## INPUT ROWS
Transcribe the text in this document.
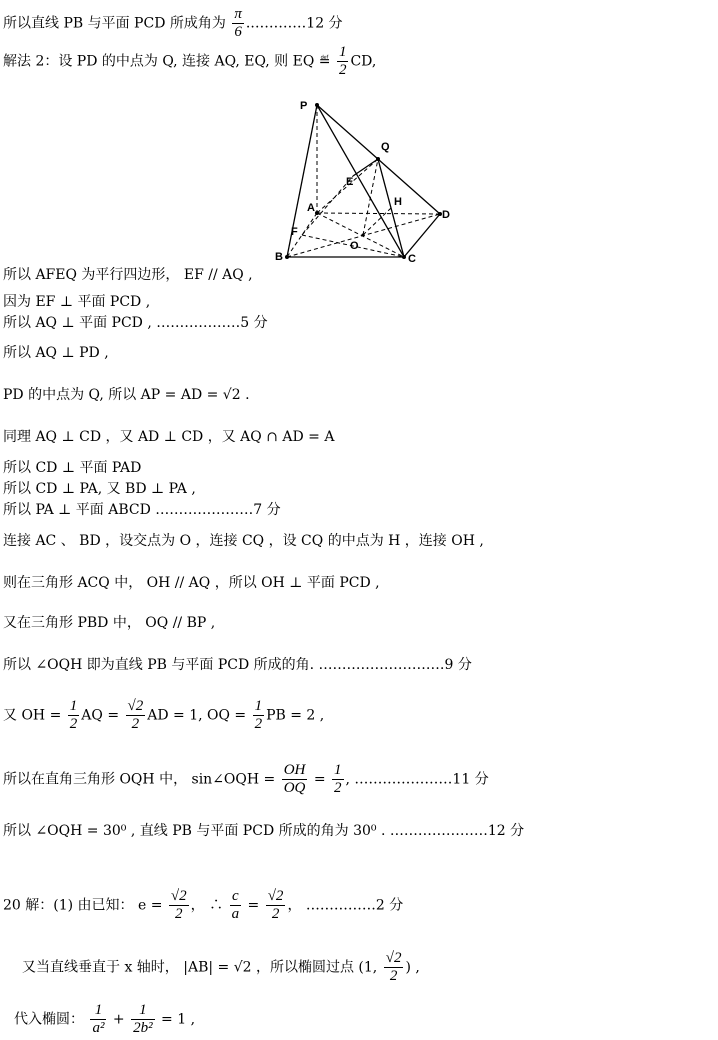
所以直线 PB 与平面 PCD 所成角为 $\frac{\pi}{6}$ .…………12 分
解法 2：设 PD 的中点为 Q, 连接 AQ, EQ, 则 EQ ≝ $\frac{1}{2}$ CD,
P
Q
E
A	H
D
F
O
B	C
所以 AFEQ 为平行四边形， EF // AQ ,
因为 EF ⊥ 平面 PCD ,
所以 AQ ⊥ 平面 PCD , ………………5 分
所以 AQ ⊥ PD ,
PD 的中点为 Q, 所以 AP = AD = √2 .
同理 AQ ⊥ CD ，又 AD ⊥ CD ，又 AQ ∩ AD = A
所以 CD ⊥ 平面 PAD
所以 CD ⊥ PA, 又 BD ⊥ PA ,
所以 PA ⊥ 平面 ABCD …………………7 分
连接 AC 、 BD ，设交点为 O ，连接 CQ ，设 CQ 的中点为 H ，连接 OH ,
则在三角形 ACQ 中， OH // AQ ，所以 OH ⊥ 平面 PCD ,
又在三角形 PBD 中， OQ // BP ,
所以 ∠OQH 即为直线 PB 与平面 PCD 所成的角. ………………………9 分
又 OH = $\frac{1}{2}$ AQ = $\frac{√2}{2}$ AD = 1, OQ = $\frac{1}{2}$ PB = 2 ,
所以在直角三角形 OQH 中， sin∠OQH = $\frac{OH}{OQ} = \frac{1}{2}$ , …………………11 分
所以 ∠OQH = 30⁰ , 直线 PB 与平面 PCD 所成的角为 30⁰ . …………………12 分
20 解：(1) 由已知： $e = \frac{√2}{2}$ ， ∴ $\frac{c}{a} = \frac{√2}{2}$ ， ……………2 分
又当直线垂直于 x 轴时， |AB| = √2 ，所以椭圆过点 (1, $\frac{√2}{2}$ ) ,
代入椭圆： $\frac{1}{\text{a²}} + \frac{1}{\text{2b²}} = 1$ ,
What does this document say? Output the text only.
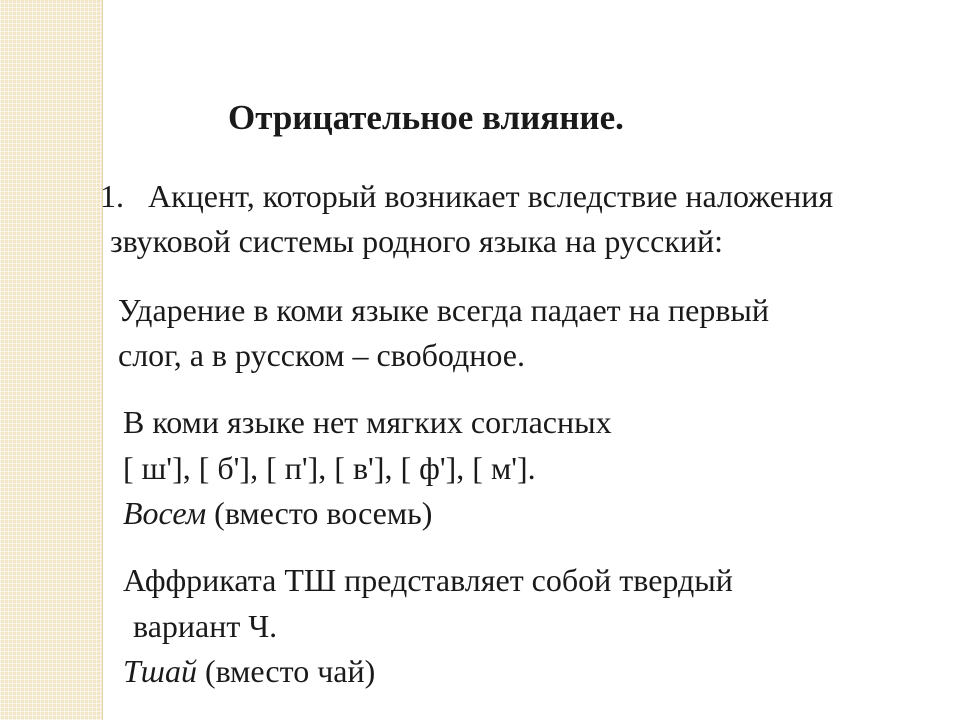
Отрицательное влияние.
1. Акцент, который возникает вследствие наложения
звуковой системы родного языка на русский:
Ударение в коми языке всегда падает на первый
слог, а в русском – свободное.
В коми языке нет мягких согласных
[ ш'], [ б'], [ п'], [ в'], [ ф'], [ м'].
Восем (вместо восемь)
Аффриката ТШ представляет собой твердый
вариант Ч.
Тшай (вместо чай)
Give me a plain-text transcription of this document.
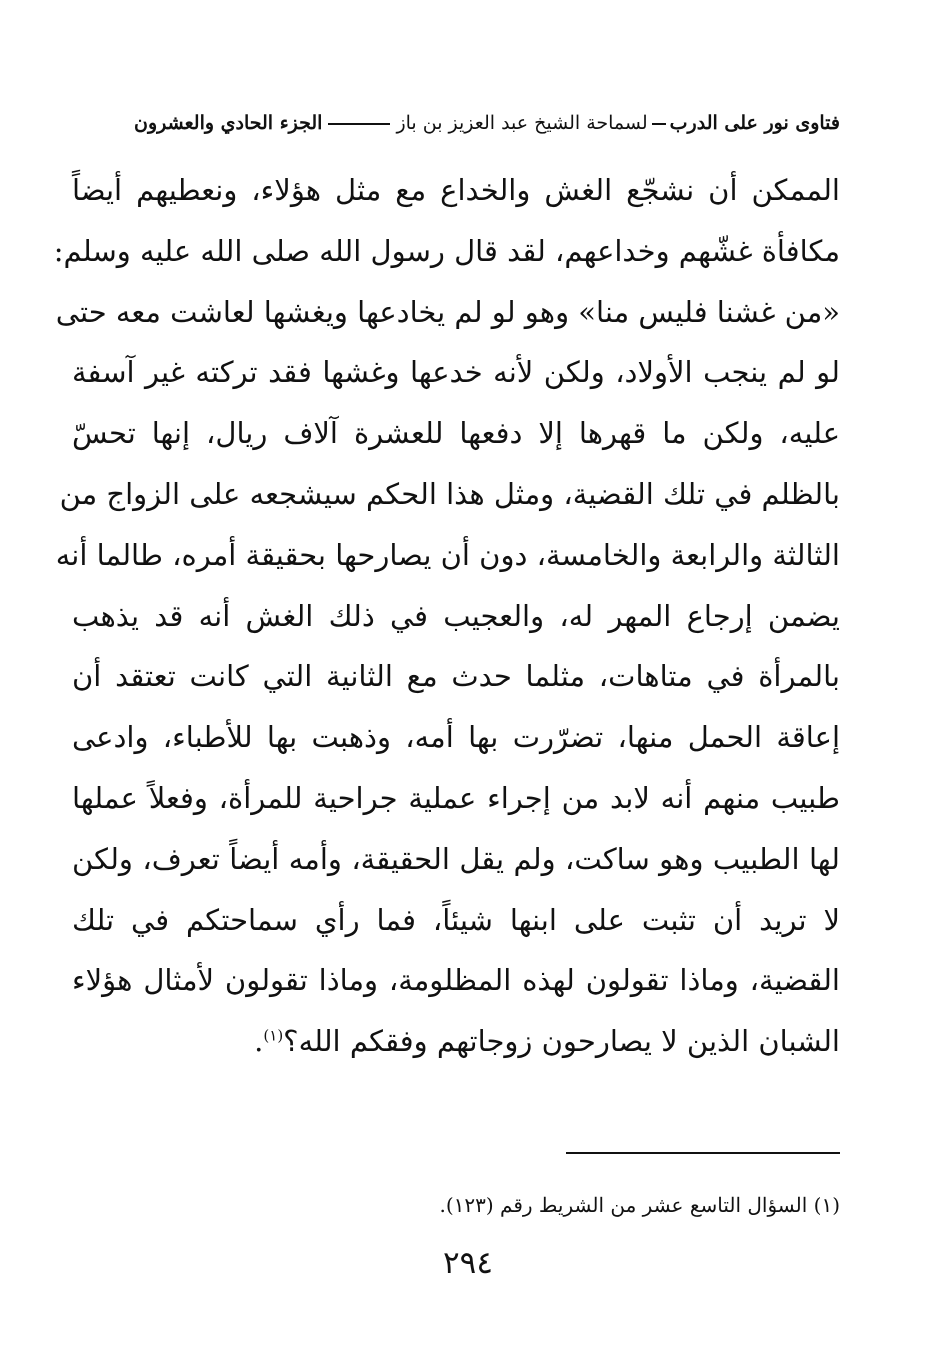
فتاوى نور على الدربلسماحة الشيخ عبد العزيز بن بازالجزء الحادي والعشرون
الممكن أن نشجّع الغش والخداع مع مثل هؤلاء، ونعطيهم أيضاً
مكافأة غشّهم وخداعهم، لقد قال رسول الله صلى الله عليه وسلم:
«من غشنا فليس منا» وهو لو لم يخادعها ويغشها لعاشت معه حتى
لو لم ينجب الأولاد، ولكن لأنه خدعها وغشها فقد تركته غير آسفة
عليه، ولكن ما قهرها إلا دفعها للعشرة آلاف ريال، إنها تحسّ
بالظلم في تلك القضية، ومثل هذا الحكم سيشجعه على الزواج من
الثالثة والرابعة والخامسة، دون أن يصارحها بحقيقة أمره، طالما أنه
يضمن إرجاع المهر له، والعجيب في ذلك الغش أنه قد يذهب
بالمرأة في متاهات، مثلما حدث مع الثانية التي كانت تعتقد أن
إعاقة الحمل منها، تضرّرت بها أمه، وذهبت بها للأطباء، وادعى
طبيب منهم أنه لابد من إجراء عملية جراحية للمرأة، وفعلاً عملها
لها الطبيب وهو ساكت، ولم يقل الحقيقة، وأمه أيضاً تعرف، ولكن
لا تريد أن تثبت على ابنها شيئاً، فما رأي سماحتكم في تلك
القضية، وماذا تقولون لهذه المظلومة، وماذا تقولون لأمثال هؤلاء
الشبان الذين لا يصارحون زوجاتهم وفقكم الله؟$^{(١)}$.
(١) السؤال التاسع عشر من الشريط رقم (١٢٣).
٢٩٤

## WRITTEN PROBLEM
Reproduce the whole listing word for word, setting aside any pictures.

## WORKED ANSWER
Transcribe the text in this document.
所以直线 PB 与平面 PCD 所成角为 $\frac{\pi}{6}$ .…………12 分
解法 2：设 PD 的中点为 Q, 连接 AQ, EQ, 则 EQ ≝ $\frac{1}{2}$ CD,
P
Q
E
A	H
D
F
O
B	C
所以 AFEQ 为平行四边形， EF // AQ ,
因为 EF ⊥ 平面 PCD ,
所以 AQ ⊥ 平面 PCD , ………………5 分
所以 AQ ⊥ PD ,
PD 的中点为 Q, 所以 AP = AD = √2 .
同理 AQ ⊥ CD ，又 AD ⊥ CD ，又 AQ ∩ AD = A
所以 CD ⊥ 平面 PAD
所以 CD ⊥ PA, 又 BD ⊥ PA ,
所以 PA ⊥ 平面 ABCD …………………7 分
连接 AC 、 BD ，设交点为 O ，连接 CQ ，设 CQ 的中点为 H ，连接 OH ,
则在三角形 ACQ 中， OH // AQ ，所以 OH ⊥ 平面 PCD ,
又在三角形 PBD 中， OQ // BP ,
所以 ∠OQH 即为直线 PB 与平面 PCD 所成的角. ………………………9 分
又 OH = $\frac{1}{2}$ AQ = $\frac{√2}{2}$ AD = 1, OQ = $\frac{1}{2}$ PB = 2 ,
所以在直角三角形 OQH 中， sin∠OQH = $\frac{OH}{OQ} = \frac{1}{2}$ , …………………11 分
所以 ∠OQH = 30⁰ , 直线 PB 与平面 PCD 所成的角为 30⁰ . …………………12 分
20 解：(1) 由已知： $e = \frac{√2}{2}$ ， ∴ $\frac{c}{a} = \frac{√2}{2}$ ， ……………2 分
又当直线垂直于 x 轴时， |AB| = √2 ，所以椭圆过点 (1, $\frac{√2}{2}$ ) ,
代入椭圆： $\frac{1}{\text{a²}} + \frac{1}{\text{2b²}} = 1$ ,
What does this document say? Output the text only.
Отрицательное влияние.
1. Акцент, который возникает вследствие наложения
звуковой системы родного языка на русский:
Ударение в коми языке всегда падает на первый
слог, а в русском – свободное.
В коми языке нет мягких согласных
[ ш'], [ б'], [ п'], [ в'], [ ф'], [ м'].
Восем (вместо восемь)
Аффриката ТШ представляет собой твердый
вариант Ч.
Тшай (вместо чай)
Give me a plain-text transcription of this document.
فتاوى نور على الدربلسماحة الشيخ عبد العزيز بن بازالجزء الحادي والعشرون
الممكن أن نشجّع الغش والخداع مع مثل هؤلاء، ونعطيهم أيضاً
مكافأة غشّهم وخداعهم، لقد قال رسول الله صلى الله عليه وسلم:
«من غشنا فليس منا» وهو لو لم يخادعها ويغشها لعاشت معه حتى
لو لم ينجب الأولاد، ولكن لأنه خدعها وغشها فقد تركته غير آسفة
عليه، ولكن ما قهرها إلا دفعها للعشرة آلاف ريال، إنها تحسّ
بالظلم في تلك القضية، ومثل هذا الحكم سيشجعه على الزواج من
الثالثة والرابعة والخامسة، دون أن يصارحها بحقيقة أمره، طالما أنه
يضمن إرجاع المهر له، والعجيب في ذلك الغش أنه قد يذهب
بالمرأة في متاهات، مثلما حدث مع الثانية التي كانت تعتقد أن
إعاقة الحمل منها، تضرّرت بها أمه، وذهبت بها للأطباء، وادعى
طبيب منهم أنه لابد من إجراء عملية جراحية للمرأة، وفعلاً عملها
لها الطبيب وهو ساكت، ولم يقل الحقيقة، وأمه أيضاً تعرف، ولكن
لا تريد أن تثبت على ابنها شيئاً، فما رأي سماحتكم في تلك
القضية، وماذا تقولون لهذه المظلومة، وماذا تقولون لأمثال هؤلاء
الشبان الذين لا يصارحون زوجاتهم وفقكم الله؟$^{(١)}$.
(١) السؤال التاسع عشر من الشريط رقم (١٢٣).
٢٩٤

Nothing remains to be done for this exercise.